> **WHAT TO DO**
Which lines in the records below contain the word "your"? Copy each of them.

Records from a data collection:
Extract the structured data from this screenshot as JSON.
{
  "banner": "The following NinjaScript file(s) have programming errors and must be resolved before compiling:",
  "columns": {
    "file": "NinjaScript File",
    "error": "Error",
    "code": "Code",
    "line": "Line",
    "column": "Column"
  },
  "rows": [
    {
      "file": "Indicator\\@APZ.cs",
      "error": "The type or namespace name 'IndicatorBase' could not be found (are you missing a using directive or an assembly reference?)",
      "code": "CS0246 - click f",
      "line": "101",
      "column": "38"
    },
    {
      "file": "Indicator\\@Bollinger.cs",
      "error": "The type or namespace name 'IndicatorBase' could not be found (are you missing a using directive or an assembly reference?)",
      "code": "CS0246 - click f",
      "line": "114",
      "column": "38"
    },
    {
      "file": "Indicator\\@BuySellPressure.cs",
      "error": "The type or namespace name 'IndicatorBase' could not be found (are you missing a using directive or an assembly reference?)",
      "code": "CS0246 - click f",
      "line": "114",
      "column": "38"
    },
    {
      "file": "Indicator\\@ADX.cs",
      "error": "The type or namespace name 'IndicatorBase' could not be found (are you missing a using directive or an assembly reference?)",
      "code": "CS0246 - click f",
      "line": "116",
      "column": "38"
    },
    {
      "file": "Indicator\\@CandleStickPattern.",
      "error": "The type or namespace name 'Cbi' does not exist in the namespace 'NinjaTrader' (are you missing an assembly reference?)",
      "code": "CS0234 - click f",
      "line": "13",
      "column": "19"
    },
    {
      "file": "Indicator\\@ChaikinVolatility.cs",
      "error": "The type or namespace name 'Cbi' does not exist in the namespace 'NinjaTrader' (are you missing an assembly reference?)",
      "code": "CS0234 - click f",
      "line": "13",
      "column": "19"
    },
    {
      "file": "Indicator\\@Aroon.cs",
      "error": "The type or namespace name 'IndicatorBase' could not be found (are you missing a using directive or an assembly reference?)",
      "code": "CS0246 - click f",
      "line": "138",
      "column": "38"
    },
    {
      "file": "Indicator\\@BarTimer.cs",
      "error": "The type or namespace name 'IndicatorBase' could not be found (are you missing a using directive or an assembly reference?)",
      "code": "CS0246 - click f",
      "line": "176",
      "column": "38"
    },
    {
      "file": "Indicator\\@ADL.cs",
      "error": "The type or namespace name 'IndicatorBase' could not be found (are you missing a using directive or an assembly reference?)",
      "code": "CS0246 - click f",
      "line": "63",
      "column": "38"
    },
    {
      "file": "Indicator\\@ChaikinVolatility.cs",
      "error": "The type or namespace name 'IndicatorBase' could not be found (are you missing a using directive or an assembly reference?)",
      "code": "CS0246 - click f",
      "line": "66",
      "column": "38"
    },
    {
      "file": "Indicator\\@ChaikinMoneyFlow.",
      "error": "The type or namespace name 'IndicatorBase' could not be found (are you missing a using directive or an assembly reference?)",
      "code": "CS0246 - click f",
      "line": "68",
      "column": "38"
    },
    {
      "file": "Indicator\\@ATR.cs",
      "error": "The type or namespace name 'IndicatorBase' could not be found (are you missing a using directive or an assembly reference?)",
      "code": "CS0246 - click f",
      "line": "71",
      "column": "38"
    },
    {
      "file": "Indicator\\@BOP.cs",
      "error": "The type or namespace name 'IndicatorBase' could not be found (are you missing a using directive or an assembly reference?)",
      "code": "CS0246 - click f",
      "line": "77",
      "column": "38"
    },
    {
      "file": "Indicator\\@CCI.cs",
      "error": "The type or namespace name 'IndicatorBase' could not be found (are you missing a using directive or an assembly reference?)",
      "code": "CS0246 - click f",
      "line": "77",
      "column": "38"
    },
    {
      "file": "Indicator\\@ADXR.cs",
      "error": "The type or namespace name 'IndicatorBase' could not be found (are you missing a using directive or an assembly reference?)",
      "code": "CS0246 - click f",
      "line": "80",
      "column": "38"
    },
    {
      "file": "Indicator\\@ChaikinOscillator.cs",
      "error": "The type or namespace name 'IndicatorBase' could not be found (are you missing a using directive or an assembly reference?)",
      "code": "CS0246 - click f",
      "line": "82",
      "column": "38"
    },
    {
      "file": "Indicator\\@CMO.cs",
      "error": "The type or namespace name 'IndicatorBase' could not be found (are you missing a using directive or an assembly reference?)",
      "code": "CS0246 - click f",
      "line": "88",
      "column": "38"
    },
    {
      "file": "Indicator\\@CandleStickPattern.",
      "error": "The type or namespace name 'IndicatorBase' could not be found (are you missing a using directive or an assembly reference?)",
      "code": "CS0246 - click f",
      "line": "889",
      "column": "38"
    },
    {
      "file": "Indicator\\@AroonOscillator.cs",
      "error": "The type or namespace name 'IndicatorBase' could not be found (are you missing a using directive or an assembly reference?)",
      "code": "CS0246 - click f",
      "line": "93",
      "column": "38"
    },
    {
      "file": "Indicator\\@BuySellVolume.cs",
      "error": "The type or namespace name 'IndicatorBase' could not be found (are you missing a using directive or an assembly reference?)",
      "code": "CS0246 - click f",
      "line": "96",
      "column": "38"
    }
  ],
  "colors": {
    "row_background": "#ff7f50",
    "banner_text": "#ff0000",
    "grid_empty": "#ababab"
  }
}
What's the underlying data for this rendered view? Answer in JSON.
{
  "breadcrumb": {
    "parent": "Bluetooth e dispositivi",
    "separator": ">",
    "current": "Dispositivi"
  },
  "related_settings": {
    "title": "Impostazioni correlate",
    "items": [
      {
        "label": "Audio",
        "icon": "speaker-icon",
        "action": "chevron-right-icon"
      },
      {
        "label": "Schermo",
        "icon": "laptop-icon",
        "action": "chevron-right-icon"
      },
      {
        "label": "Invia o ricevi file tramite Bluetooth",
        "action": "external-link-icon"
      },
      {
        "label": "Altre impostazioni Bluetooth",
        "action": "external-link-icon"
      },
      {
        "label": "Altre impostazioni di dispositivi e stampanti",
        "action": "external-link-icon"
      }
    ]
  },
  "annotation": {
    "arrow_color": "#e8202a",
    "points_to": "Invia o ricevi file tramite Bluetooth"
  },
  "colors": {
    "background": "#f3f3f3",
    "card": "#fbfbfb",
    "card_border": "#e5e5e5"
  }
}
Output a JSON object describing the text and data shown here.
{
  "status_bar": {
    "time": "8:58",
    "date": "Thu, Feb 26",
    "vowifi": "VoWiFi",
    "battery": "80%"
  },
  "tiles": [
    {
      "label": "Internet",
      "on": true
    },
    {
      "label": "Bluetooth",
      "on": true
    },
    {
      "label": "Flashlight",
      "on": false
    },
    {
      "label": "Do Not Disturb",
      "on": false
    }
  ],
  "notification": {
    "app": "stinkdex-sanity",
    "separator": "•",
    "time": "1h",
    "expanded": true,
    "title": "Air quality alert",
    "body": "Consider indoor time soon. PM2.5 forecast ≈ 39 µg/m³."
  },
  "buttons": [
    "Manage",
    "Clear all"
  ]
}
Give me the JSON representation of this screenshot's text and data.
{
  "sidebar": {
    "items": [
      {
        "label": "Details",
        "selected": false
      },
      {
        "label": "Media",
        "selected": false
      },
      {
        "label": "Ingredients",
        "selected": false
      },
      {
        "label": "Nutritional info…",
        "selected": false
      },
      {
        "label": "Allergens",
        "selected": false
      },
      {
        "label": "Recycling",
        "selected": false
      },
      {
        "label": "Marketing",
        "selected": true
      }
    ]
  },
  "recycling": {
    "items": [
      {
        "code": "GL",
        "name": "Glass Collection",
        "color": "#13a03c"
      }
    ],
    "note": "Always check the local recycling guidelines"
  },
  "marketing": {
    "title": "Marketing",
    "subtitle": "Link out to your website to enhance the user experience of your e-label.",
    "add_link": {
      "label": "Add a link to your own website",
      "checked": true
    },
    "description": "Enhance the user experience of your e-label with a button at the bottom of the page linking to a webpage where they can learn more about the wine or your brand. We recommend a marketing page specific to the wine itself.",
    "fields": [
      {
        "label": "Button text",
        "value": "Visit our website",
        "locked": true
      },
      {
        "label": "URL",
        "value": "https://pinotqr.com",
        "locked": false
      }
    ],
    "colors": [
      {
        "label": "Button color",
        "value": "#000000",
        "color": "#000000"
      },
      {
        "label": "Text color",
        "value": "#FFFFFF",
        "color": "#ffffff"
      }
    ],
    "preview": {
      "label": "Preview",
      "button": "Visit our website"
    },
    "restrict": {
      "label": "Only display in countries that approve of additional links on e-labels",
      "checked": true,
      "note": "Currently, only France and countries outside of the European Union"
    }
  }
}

> **SOLVED PROBLEM**
    "subtitle": "Link out to your website to enhance the user experience of your e-label.",
      "label": "Add a link to your own website",
    "description": "Enhance the user experience of your e-label with a button at the bottom of the page linking to a webpage where they can learn more about the wine or your brand. We recommend a marketing page specific to the wine itself.",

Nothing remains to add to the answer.